▶ [Objective]:
Copy each line below exactly and leave the pictures out.

####################

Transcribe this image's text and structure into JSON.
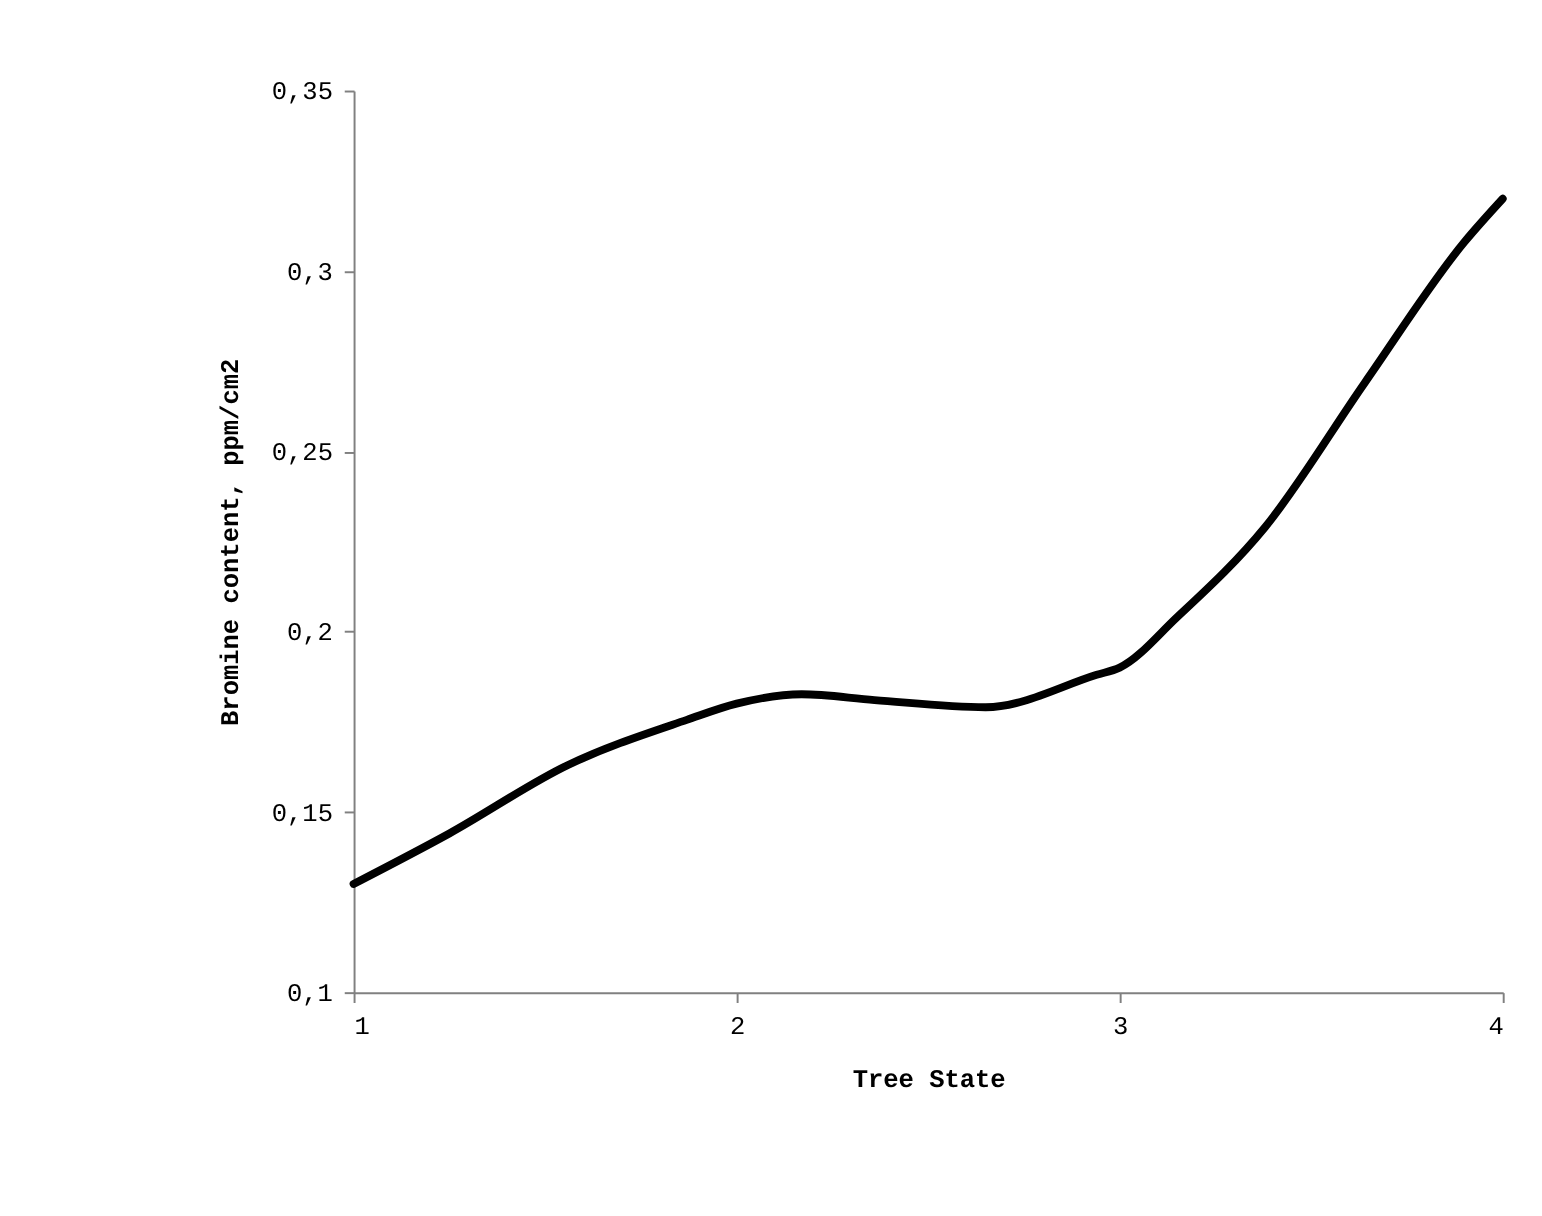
{
  "chart_data": {
    "type": "line",
    "xlabel": "Tree State",
    "ylabel": "Bromine content, ppm/cm2",
    "x": [
      1,
      1.25,
      1.56,
      1.87,
      2,
      2.17,
      2.36,
      2.65,
      2.94,
      3,
      3.15,
      3.38,
      3.64,
      3.9,
      4
    ],
    "series": [
      {
        "color": "#000000",
        "values": [
          0.13,
          0.144,
          0.163,
          0.1755,
          0.18,
          0.1826,
          0.181,
          0.179,
          0.188,
          0.19,
          0.204,
          0.229,
          0.269,
          0.308,
          0.32
        ]
      }
    ],
    "xlim": [
      1,
      4
    ],
    "xticks": [
      1,
      2,
      3,
      4
    ],
    "ylim": [
      0.1,
      0.35
    ],
    "yticks": [
      {
        "value": 0.1,
        "label": "0,1"
      },
      {
        "value": 0.15,
        "label": "0,15"
      },
      {
        "value": 0.2,
        "label": "0,2"
      },
      {
        "value": 0.25,
        "label": "0,25"
      },
      {
        "value": 0.3,
        "label": "0,3"
      },
      {
        "value": 0.35,
        "label": "0,35"
      }
    ],
    "grid": false,
    "legend": false,
    "marker": "none",
    "line_style": "solid"
  }
}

####################

▶ [Full output]:
Transcribe this image's text and structure into JSON.
{
  "chart_data": {
    "type": "line",
    "xlabel": "Tree State",
    "ylabel": "Bromine content, ppm/cm2",
    "x": [
      1,
      1.25,
      1.56,
      1.87,
      2,
      2.17,
      2.36,
      2.65,
      2.94,
      3,
      3.15,
      3.38,
      3.64,
      3.9,
      4
    ],
    "series": [
      {
        "color": "#000000",
        "values": [
          0.13,
          0.144,
          0.163,
          0.1755,
          0.18,
          0.1826,
          0.181,
          0.179,
          0.188,
          0.19,
          0.204,
          0.229,
          0.269,
          0.308,
          0.32
        ]
      }
    ],
    "xlim": [
      1,
      4
    ],
    "xticks": [
      1,
      2,
      3,
      4
    ],
    "ylim": [
      0.1,
      0.35
    ],
    "yticks": [
      {
        "value": 0.1,
        "label": "0,1"
      },
      {
        "value": 0.15,
        "label": "0,15"
      },
      {
        "value": 0.2,
        "label": "0,2"
      },
      {
        "value": 0.25,
        "label": "0,25"
      },
      {
        "value": 0.3,
        "label": "0,3"
      },
      {
        "value": 0.35,
        "label": "0,35"
      }
    ],
    "grid": false,
    "legend": false,
    "marker": "none",
    "line_style": "solid"
  }
}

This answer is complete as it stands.